** START Information provided **

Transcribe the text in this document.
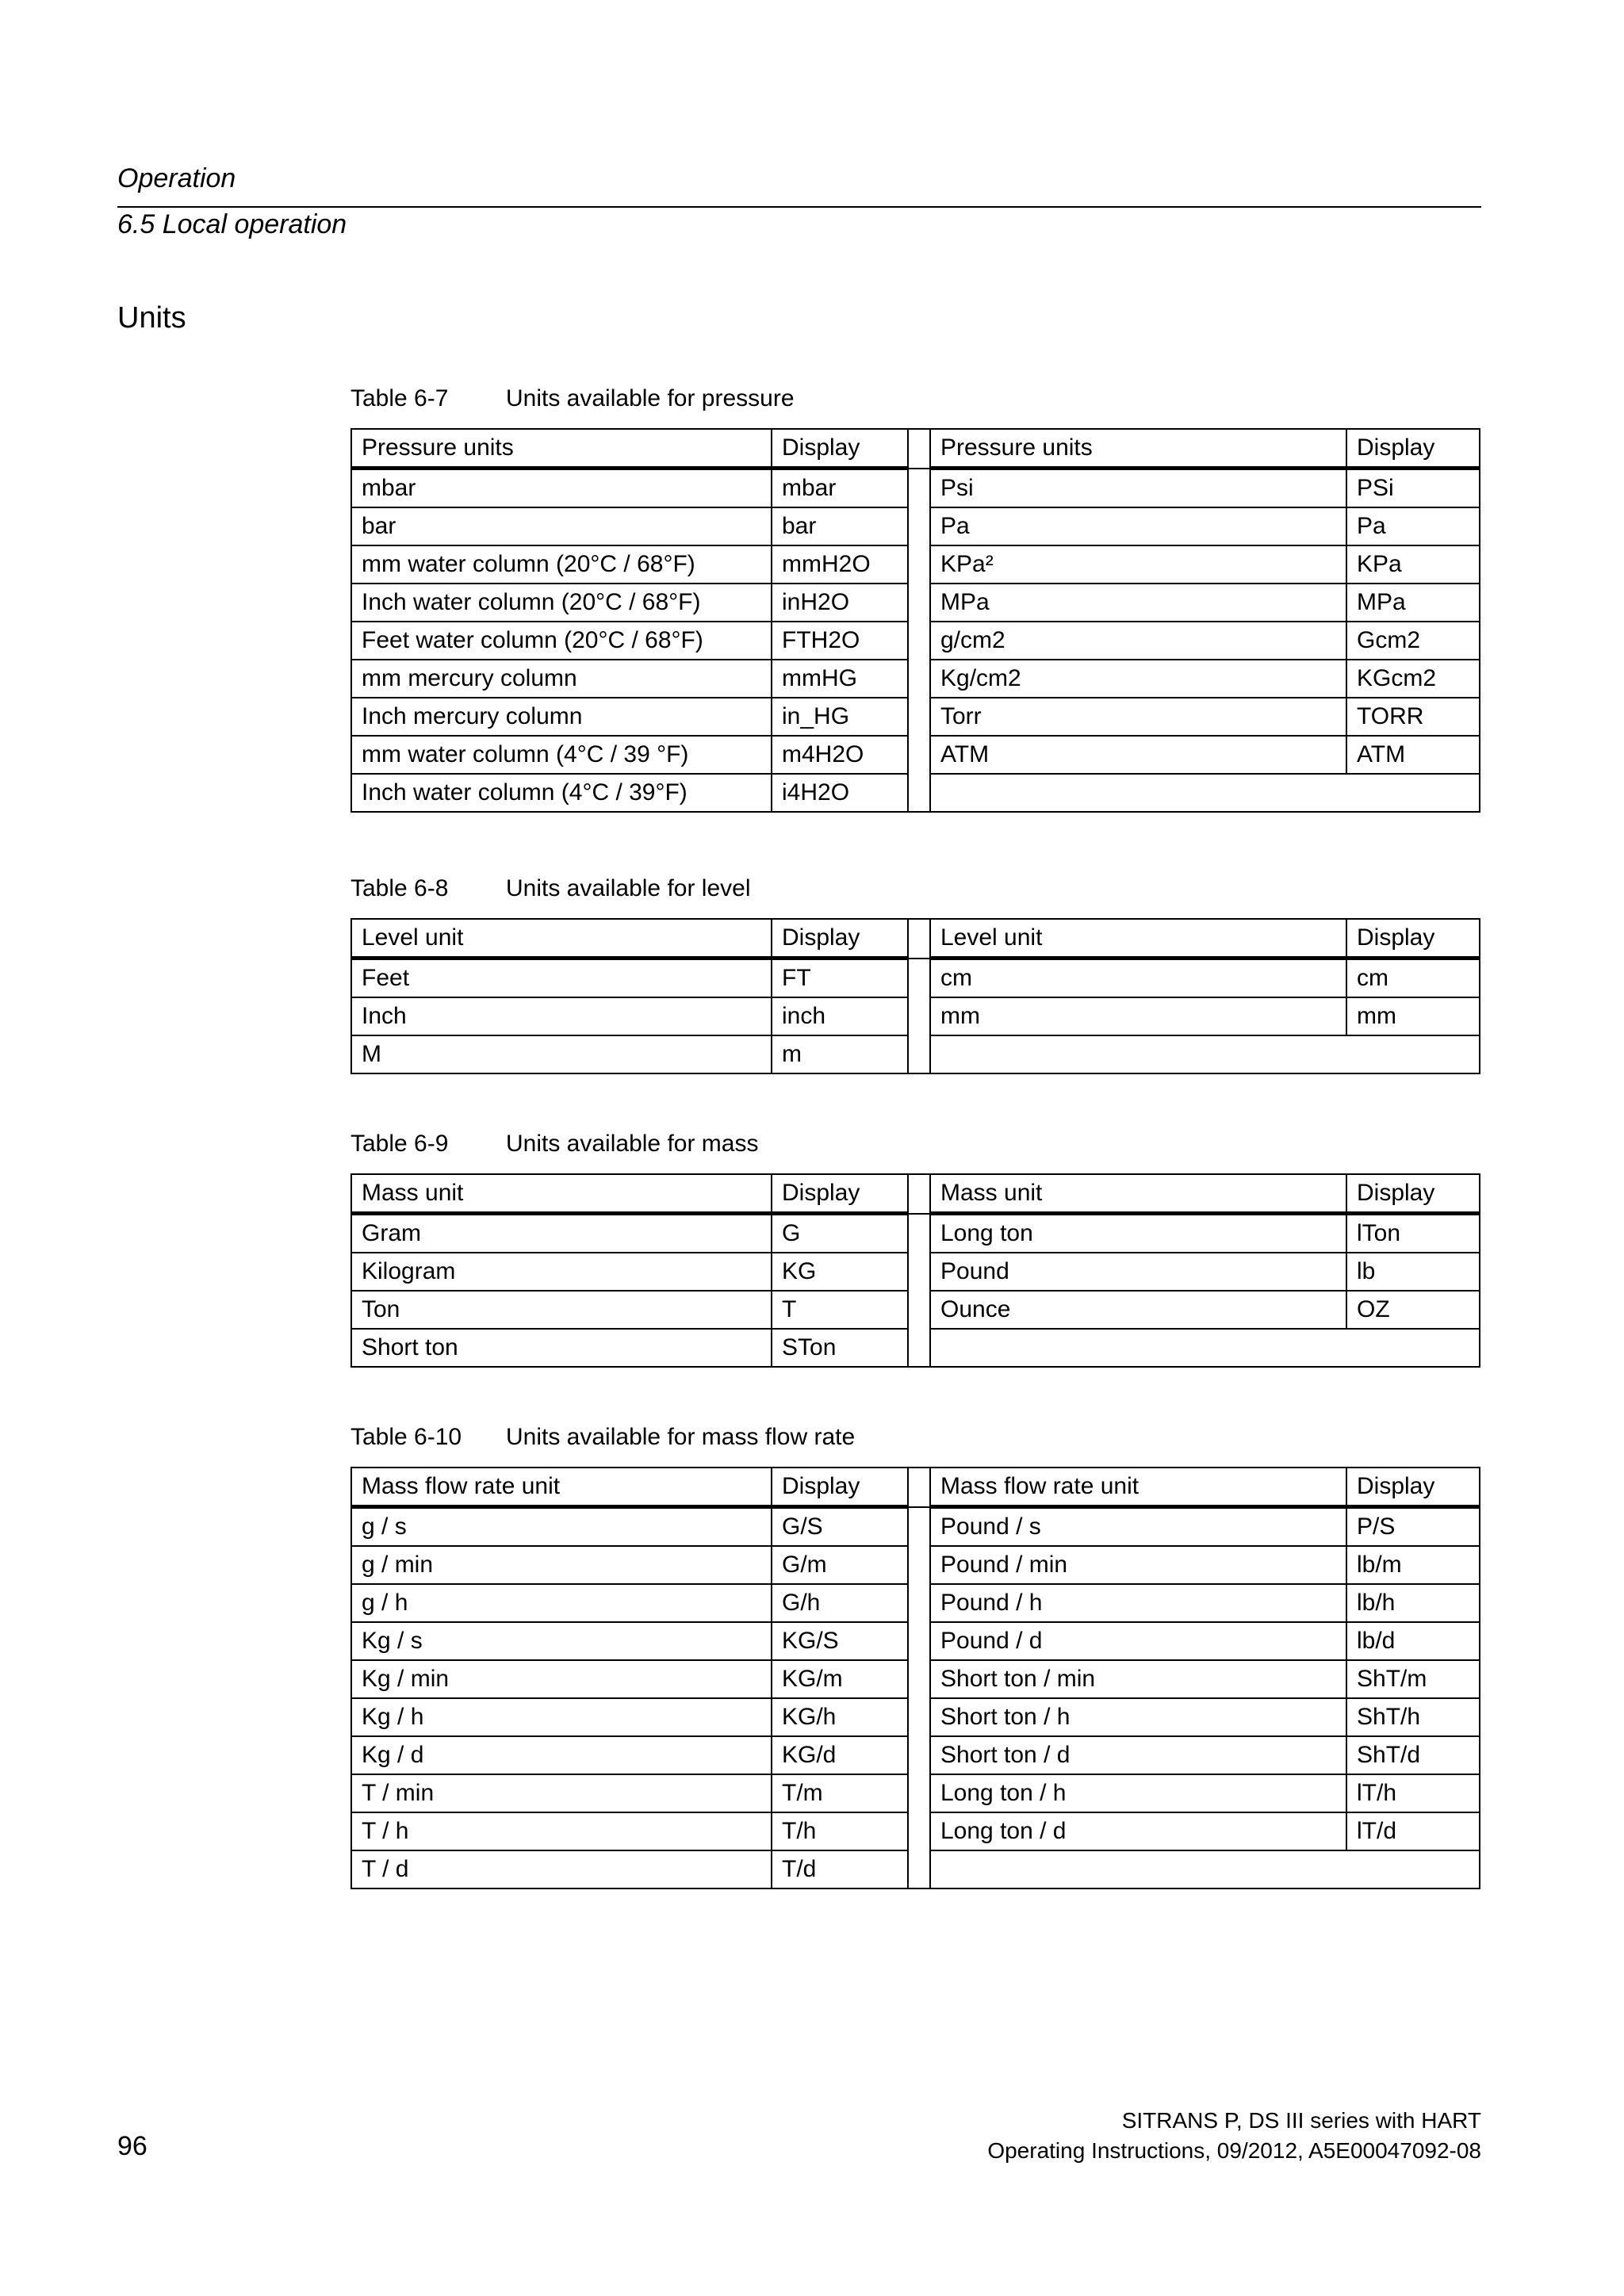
Operation
6.5 Local operation
Units
Table 6-7 Units available for pressure
Pressure units	Display		Pressure units	Display
mbar	mbar		Psi	PSi
bar	bar		Pa	Pa
mm water column (20°C / 68°F)	mmH2O		KPa²	KPa
Inch water column (20°C / 68°F)	inH2O		MPa	MPa
Feet water column (20°C / 68°F)	FTH2O		g/cm2	Gcm2
mm mercury column	mmHG		Kg/cm2	KGcm2
Inch mercury column	in_HG		Torr	TORR
mm water column (4°C / 39 °F)	m4H2O		ATM	ATM
Inch water column (4°C / 39°F)	i4H2O			
Table 6-8 Units available for level
Level unit	Display		Level unit	Display
Feet	FT		cm	cm
Inch	inch		mm	mm
M	m			
Table 6-9 Units available for mass
Mass unit	Display		Mass unit	Display
Gram	G		Long ton	lTon
Kilogram	KG		Pound	lb
Ton	T		Ounce	OZ
Short ton	STon			
Table 6-10 Units available for mass flow rate
Mass flow rate unit	Display		Mass flow rate unit	Display
g / s	G/S		Pound / s	P/S
g / min	G/m		Pound / min	lb/m
g / h	G/h		Pound / h	lb/h
Kg / s	KG/S		Pound / d	lb/d
Kg / min	KG/m		Short ton / min	ShT/m
Kg / h	KG/h		Short ton / h	ShT/h
Kg / d	KG/d		Short ton / d	ShT/d
T / min	T/m		Long ton / h	lT/h
T / h	T/h		Long ton / d	lT/d
T / d	T/d			
96
SITRANS P, DS III series with HART
Operating Instructions, 09/2012, A5E00047092-08
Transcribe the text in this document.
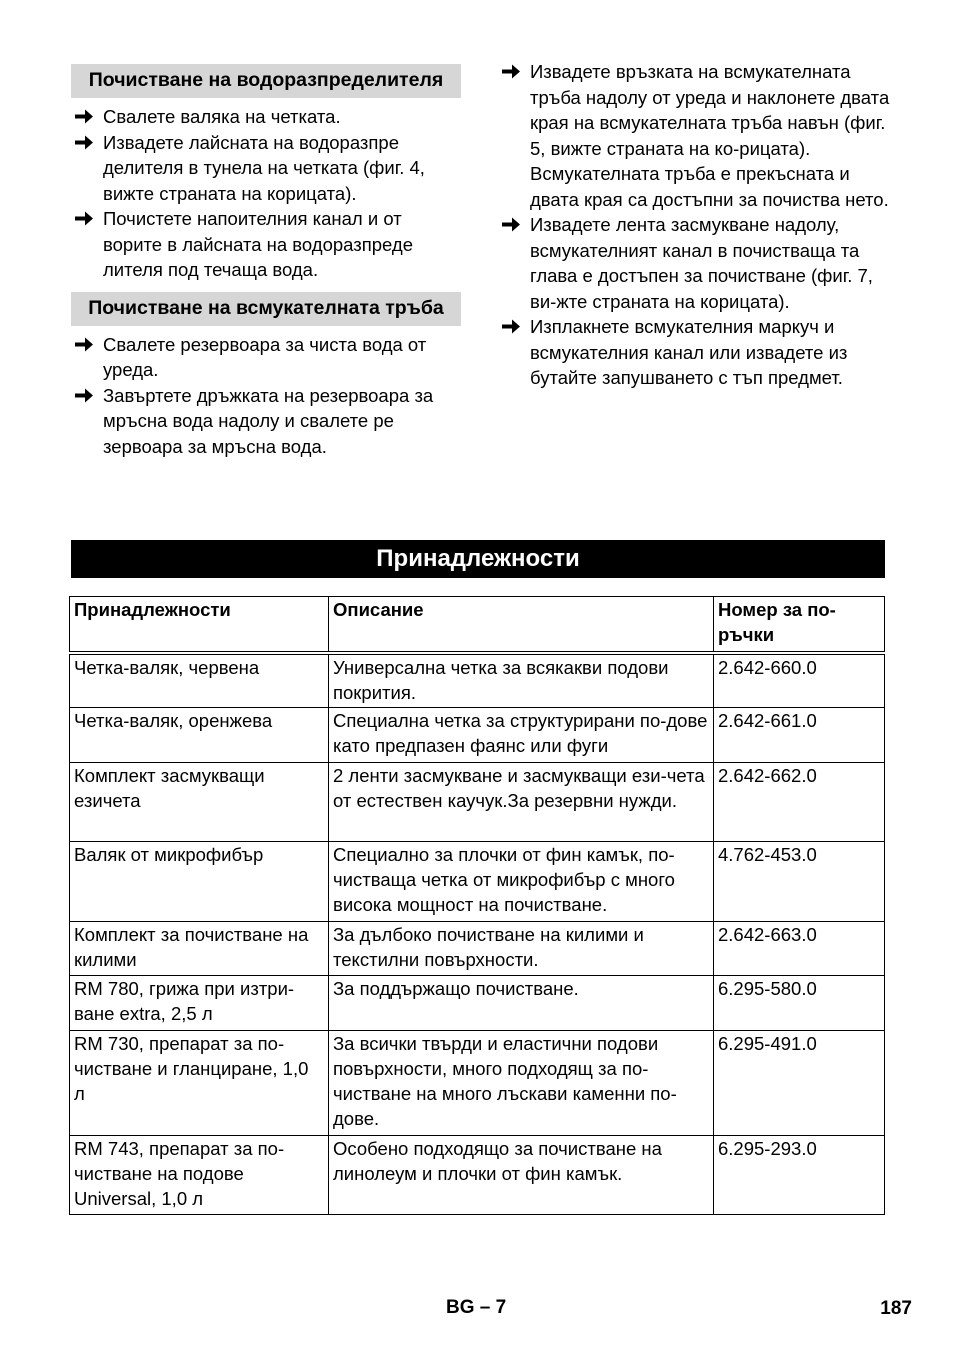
Почистване на водоразпределителя
Свалете валяка на четката.
Извадете лайсната на водоразпре делителя в тунела на четката (фиг. 4, вижте страната на корицата).
Почистете напоителния канал и от ворите в лайсната на водоразпреде лителя под течаща вода.
Почистване на всмукателната тръба
Свалете резервоара за чиста вода от уреда.
Завъртете дръжката на резервоара за мръсна вода надолу и свалете ре зервоара за мръсна вода.
Извадете връзката на всмукателната тръба надолу от уреда и наклонете двата края на всмукателната тръба навън (фиг. 5, вижте страната на ко-рицата).
Всмукателната тръба е прекъсната и двата края са достъпни за почиства нето.
Извадете лента засмукване надолу, всмукателният канал в почистваща та глава е достъпен за почистване (фиг. 7, ви-жте страната на корицата).
Изплакнете всмукателния маркуч и всмукателния канал или извадете из бутайте запушването с тъп предмет.
Принадлежности
Принадлежности	Описание	Номер за по-ръчки
Четка-валяк, червена	Универсална четка за всякакви подови покрития.	2.642-660.0
Четка-валяк, оренжева	Специална четка за структурирани по-дове като предпазен фаянс или фуги	2.642-661.0
Комплект засмукващи езичета	2 ленти засмукване и засмукващи ези-чета от естествен каучук.За резервни нужди.	2.642-662.0
Валяк от микрофибър	Специално за плочки от фин камък, по-чистваща четка от микрофибър с много висока мощност на почистване.	4.762-453.0
Комплект за почистване на килими	За дълбоко почистване на килими и текстилни повърхности.	2.642-663.0
RM 780, грижа при изтри-ване extra, 2,5 л	За поддържащо почистване.	6.295-580.0
RM 730, препарат за по-чистване и гланциране, 1,0 л	За всички твърди и еластични подови повърхности, много подходящ за по-чистване на много лъскави каменни по-дове.	6.295-491.0
RM 743, препарат за по-чистване на подове Universal, 1,0 л	Особено подходящо за почистване на линолеум и плочки от фин камък.	6.295-293.0
BG – 7	187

** END Information provided **

From the entries above, copy every line containing the word "Feet".

**Output for this exercise:**
Feet water column (20°C / 68°F)	FTH2O		g/cm2	Gcm2
Feet	FT		cm	cm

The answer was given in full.